## Begin Dataset records
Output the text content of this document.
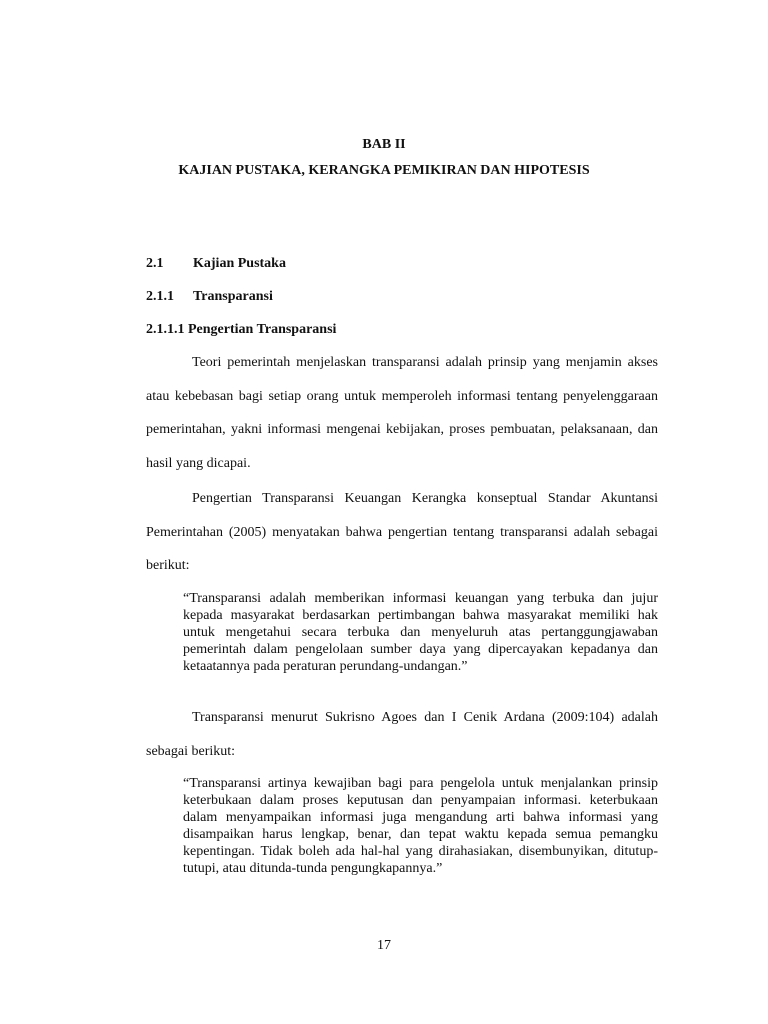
BAB II

KAJIAN PUSTAKA, KERANGKA PEMIKIRAN DAN HIPOTESIS

2.1 Kajian Pustaka

2.1.1 Transparansi

2.1.1.1 Pengertian Transparansi

Teori pemerintah menjelaskan transparansi adalah prinsip yang menjamin akses atau kebebasan bagi setiap orang untuk memperoleh informasi tentang penyelenggaraan pemerintahan, yakni informasi mengenai kebijakan, proses pembuatan, pelaksanaan, dan hasil yang dicapai.

Pengertian Transparansi Keuangan Kerangka konseptual Standar Akuntansi Pemerintahan (2005) menyatakan bahwa pengertian tentang transparansi adalah sebagai berikut:

“Transparansi adalah memberikan informasi keuangan yang terbuka dan jujur kepada masyarakat berdasarkan pertimbangan bahwa masyarakat memiliki hak untuk mengetahui secara terbuka dan menyeluruh atas pertanggungjawaban pemerintah dalam pengelolaan sumber daya yang dipercayakan kepadanya dan ketaatannya pada peraturan perundang-undangan.”

Transparansi menurut Sukrisno Agoes dan I Cenik Ardana (2009:104) adalah sebagai berikut:

“Transparansi artinya kewajiban bagi para pengelola untuk menjalankan prinsip keterbukaan dalam proses keputusan dan penyampaian informasi. keterbukaan dalam menyampaikan informasi juga mengandung arti bahwa informasi yang disampaikan harus lengkap, benar, dan tepat waktu kepada semua pemangku kepentingan. Tidak boleh ada hal-hal yang dirahasiakan, disembunyikan, ditutup-tutupi, atau ditunda-tunda pengungkapannya.”

17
## End Dataset records
-- To do --
Each record above must be returned exactly as written, with its pictures omitted.

-- Solution --
Output the text content of this document.
BAB II

KAJIAN PUSTAKA, KERANGKA PEMIKIRAN DAN HIPOTESIS

2.1 Kajian Pustaka

2.1.1 Transparansi

2.1.1.1 Pengertian Transparansi

Teori pemerintah menjelaskan transparansi adalah prinsip yang menjamin akses atau kebebasan bagi setiap orang untuk memperoleh informasi tentang penyelenggaraan pemerintahan, yakni informasi mengenai kebijakan, proses pembuatan, pelaksanaan, dan hasil yang dicapai.

Pengertian Transparansi Keuangan Kerangka konseptual Standar Akuntansi Pemerintahan (2005) menyatakan bahwa pengertian tentang transparansi adalah sebagai berikut:

“Transparansi adalah memberikan informasi keuangan yang terbuka dan jujur kepada masyarakat berdasarkan pertimbangan bahwa masyarakat memiliki hak untuk mengetahui secara terbuka dan menyeluruh atas pertanggungjawaban pemerintah dalam pengelolaan sumber daya yang dipercayakan kepadanya dan ketaatannya pada peraturan perundang-undangan.”

Transparansi menurut Sukrisno Agoes dan I Cenik Ardana (2009:104) adalah sebagai berikut:

“Transparansi artinya kewajiban bagi para pengelola untuk menjalankan prinsip keterbukaan dalam proses keputusan dan penyampaian informasi. keterbukaan dalam menyampaikan informasi juga mengandung arti bahwa informasi yang disampaikan harus lengkap, benar, dan tepat waktu kepada semua pemangku kepentingan. Tidak boleh ada hal-hal yang dirahasiakan, disembunyikan, ditutup-tutupi, atau ditunda-tunda pengungkapannya.”

17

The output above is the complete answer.